# [WHAT TO DO]
Check every line of the entries below for the word "hectare", and copy the ones that have it.
----- RECORD SET
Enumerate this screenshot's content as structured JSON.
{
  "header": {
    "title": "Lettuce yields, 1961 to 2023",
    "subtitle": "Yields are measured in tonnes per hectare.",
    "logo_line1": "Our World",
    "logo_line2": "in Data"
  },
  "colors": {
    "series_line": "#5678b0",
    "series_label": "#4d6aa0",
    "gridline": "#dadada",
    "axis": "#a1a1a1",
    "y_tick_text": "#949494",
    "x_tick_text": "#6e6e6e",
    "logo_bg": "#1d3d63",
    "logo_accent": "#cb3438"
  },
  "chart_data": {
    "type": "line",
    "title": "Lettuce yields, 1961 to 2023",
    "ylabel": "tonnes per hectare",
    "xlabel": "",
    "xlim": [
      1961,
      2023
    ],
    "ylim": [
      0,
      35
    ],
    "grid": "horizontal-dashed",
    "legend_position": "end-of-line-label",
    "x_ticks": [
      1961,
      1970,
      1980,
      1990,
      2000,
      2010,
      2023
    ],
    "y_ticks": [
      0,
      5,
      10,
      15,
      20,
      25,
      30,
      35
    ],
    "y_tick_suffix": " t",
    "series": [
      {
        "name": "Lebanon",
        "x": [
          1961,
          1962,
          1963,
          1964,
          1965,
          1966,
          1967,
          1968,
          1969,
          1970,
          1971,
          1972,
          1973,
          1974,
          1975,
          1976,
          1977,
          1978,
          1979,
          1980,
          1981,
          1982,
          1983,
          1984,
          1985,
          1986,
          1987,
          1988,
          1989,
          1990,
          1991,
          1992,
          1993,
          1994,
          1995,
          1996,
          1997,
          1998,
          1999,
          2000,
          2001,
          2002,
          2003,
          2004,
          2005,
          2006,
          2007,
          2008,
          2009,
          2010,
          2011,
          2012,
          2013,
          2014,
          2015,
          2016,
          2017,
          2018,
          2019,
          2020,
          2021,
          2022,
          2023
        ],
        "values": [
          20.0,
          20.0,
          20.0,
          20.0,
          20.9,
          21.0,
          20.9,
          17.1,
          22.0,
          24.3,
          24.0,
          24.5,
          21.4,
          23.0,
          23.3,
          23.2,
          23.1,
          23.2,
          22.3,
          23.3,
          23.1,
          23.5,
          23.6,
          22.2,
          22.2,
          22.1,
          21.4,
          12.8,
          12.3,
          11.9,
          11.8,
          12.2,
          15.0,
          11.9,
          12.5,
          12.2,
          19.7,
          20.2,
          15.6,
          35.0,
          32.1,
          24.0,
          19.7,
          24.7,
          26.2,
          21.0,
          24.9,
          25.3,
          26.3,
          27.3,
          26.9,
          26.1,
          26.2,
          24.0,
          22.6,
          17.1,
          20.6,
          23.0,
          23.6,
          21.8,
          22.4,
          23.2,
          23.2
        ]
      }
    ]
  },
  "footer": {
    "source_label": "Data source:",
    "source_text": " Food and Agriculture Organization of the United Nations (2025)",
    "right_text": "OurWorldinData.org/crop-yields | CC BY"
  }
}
----------
# [FULL RESPONSE]
    "subtitle": "Yields are measured in tonnes per hectare.",
    "ylabel": "tonnes per hectare",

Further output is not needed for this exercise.